WHAT IS ASKED: Set the listing down again in full, word for word, with the pictures left out.

TASK DATA:
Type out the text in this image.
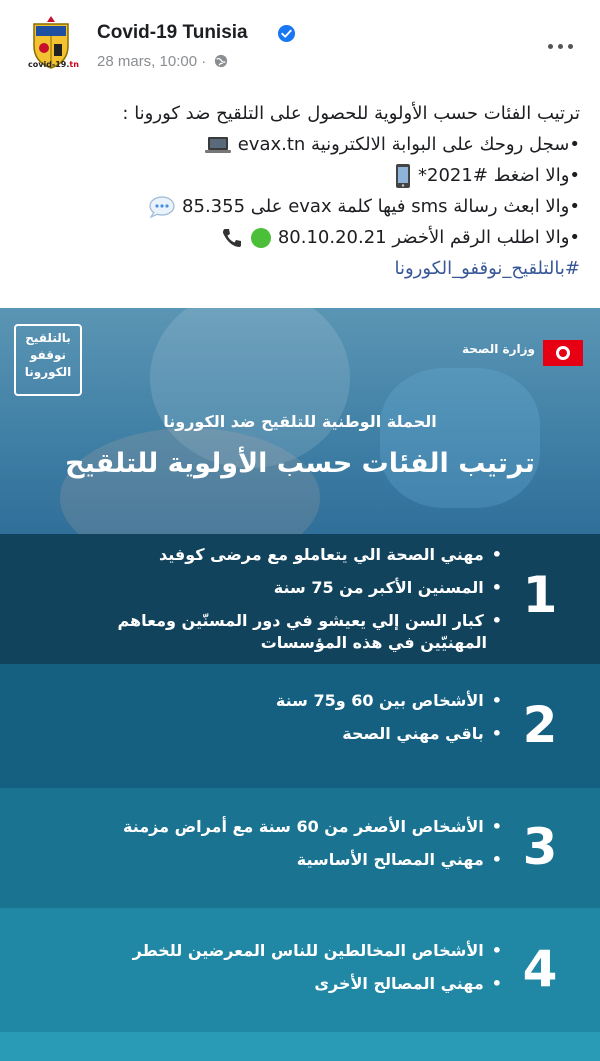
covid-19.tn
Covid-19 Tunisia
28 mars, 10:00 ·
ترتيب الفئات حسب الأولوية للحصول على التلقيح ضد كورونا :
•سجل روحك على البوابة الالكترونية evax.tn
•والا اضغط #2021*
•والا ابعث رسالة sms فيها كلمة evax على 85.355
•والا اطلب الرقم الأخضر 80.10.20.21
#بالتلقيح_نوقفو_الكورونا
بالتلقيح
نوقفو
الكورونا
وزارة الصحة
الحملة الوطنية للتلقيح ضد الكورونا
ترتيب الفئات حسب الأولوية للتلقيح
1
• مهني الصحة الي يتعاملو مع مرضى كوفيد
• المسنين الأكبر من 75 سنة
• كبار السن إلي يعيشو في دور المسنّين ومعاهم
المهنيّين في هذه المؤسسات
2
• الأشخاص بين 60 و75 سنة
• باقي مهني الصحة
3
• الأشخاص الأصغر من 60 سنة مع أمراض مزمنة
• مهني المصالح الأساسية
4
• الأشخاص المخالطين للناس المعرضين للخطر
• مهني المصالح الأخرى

EXPECTED ANSWER:
Type out the text in this image.
covid-19.tn
Covid-19 Tunisia
28 mars, 10:00 ·
ترتيب الفئات حسب الأولوية للحصول على التلقيح ضد كورونا :
•سجل روحك على البوابة الالكترونية evax.tn
•والا اضغط #2021*
•والا ابعث رسالة sms فيها كلمة evax على 85.355
•والا اطلب الرقم الأخضر 80.10.20.21
#بالتلقيح_نوقفو_الكورونا
بالتلقيح
نوقفو
الكورونا
وزارة الصحة
الحملة الوطنية للتلقيح ضد الكورونا
ترتيب الفئات حسب الأولوية للتلقيح
1
• مهني الصحة الي يتعاملو مع مرضى كوفيد
• المسنين الأكبر من 75 سنة
• كبار السن إلي يعيشو في دور المسنّين ومعاهم
المهنيّين في هذه المؤسسات
2
• الأشخاص بين 60 و75 سنة
• باقي مهني الصحة
3
• الأشخاص الأصغر من 60 سنة مع أمراض مزمنة
• مهني المصالح الأساسية
4
• الأشخاص المخالطين للناس المعرضين للخطر
• مهني المصالح الأخرى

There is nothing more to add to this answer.